## [To do]
Repeat the entire listing exactly as written.

## [Raw records]
— START —

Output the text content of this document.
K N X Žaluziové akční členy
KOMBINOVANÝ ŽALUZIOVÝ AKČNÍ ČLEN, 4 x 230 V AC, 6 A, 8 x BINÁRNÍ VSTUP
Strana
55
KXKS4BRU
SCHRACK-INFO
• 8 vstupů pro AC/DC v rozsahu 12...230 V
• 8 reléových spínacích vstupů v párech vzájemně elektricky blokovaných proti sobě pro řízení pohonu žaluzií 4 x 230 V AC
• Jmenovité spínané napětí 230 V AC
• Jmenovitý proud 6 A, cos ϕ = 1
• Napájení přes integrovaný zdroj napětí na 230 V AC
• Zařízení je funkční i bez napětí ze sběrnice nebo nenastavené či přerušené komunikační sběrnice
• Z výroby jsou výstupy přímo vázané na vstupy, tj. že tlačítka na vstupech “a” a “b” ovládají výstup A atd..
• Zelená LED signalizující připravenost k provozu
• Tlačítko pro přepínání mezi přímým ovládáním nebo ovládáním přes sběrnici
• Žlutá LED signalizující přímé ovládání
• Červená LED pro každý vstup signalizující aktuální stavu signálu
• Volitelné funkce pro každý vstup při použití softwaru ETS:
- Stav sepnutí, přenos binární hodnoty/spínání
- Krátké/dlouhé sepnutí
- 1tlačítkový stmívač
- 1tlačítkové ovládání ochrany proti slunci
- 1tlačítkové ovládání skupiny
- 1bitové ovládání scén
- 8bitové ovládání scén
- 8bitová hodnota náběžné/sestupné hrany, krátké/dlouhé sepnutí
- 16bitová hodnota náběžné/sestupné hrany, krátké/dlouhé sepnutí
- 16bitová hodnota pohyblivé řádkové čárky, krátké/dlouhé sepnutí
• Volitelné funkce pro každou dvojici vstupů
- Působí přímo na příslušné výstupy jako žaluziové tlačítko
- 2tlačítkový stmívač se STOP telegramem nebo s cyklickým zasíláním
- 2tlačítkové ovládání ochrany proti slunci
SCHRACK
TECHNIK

— END —

## [Solution]
Output the text content of this document.
K N X Žaluziové akční členy
KOMBINOVANÝ ŽALUZIOVÝ AKČNÍ ČLEN, 4 x 230 V AC, 6 A, 8 x BINÁRNÍ VSTUP
Strana
55
KXKS4BRU
SCHRACK-INFO
• 8 vstupů pro AC/DC v rozsahu 12...230 V
• 8 reléových spínacích vstupů v párech vzájemně elektricky blokovaných proti sobě pro řízení pohonu žaluzií 4 x 230 V AC
• Jmenovité spínané napětí 230 V AC
• Jmenovitý proud 6 A, cos ϕ = 1
• Napájení přes integrovaný zdroj napětí na 230 V AC
• Zařízení je funkční i bez napětí ze sběrnice nebo nenastavené či přerušené komunikační sběrnice
• Z výroby jsou výstupy přímo vázané na vstupy, tj. že tlačítka na vstupech “a” a “b” ovládají výstup A atd..
• Zelená LED signalizující připravenost k provozu
• Tlačítko pro přepínání mezi přímým ovládáním nebo ovládáním přes sběrnici
• Žlutá LED signalizující přímé ovládání
• Červená LED pro každý vstup signalizující aktuální stavu signálu
• Volitelné funkce pro každý vstup při použití softwaru ETS:
- Stav sepnutí, přenos binární hodnoty/spínání
- Krátké/dlouhé sepnutí
- 1tlačítkový stmívač
- 1tlačítkové ovládání ochrany proti slunci
- 1tlačítkové ovládání skupiny
- 1bitové ovládání scén
- 8bitové ovládání scén
- 8bitová hodnota náběžné/sestupné hrany, krátké/dlouhé sepnutí
- 16bitová hodnota náběžné/sestupné hrany, krátké/dlouhé sepnutí
- 16bitová hodnota pohyblivé řádkové čárky, krátké/dlouhé sepnutí
• Volitelné funkce pro každou dvojici vstupů
- Působí přímo na příslušné výstupy jako žaluziové tlačítko
- 2tlačítkový stmívač se STOP telegramem nebo s cyklickým zasíláním
- 2tlačítkové ovládání ochrany proti slunci
SCHRACK
TECHNIK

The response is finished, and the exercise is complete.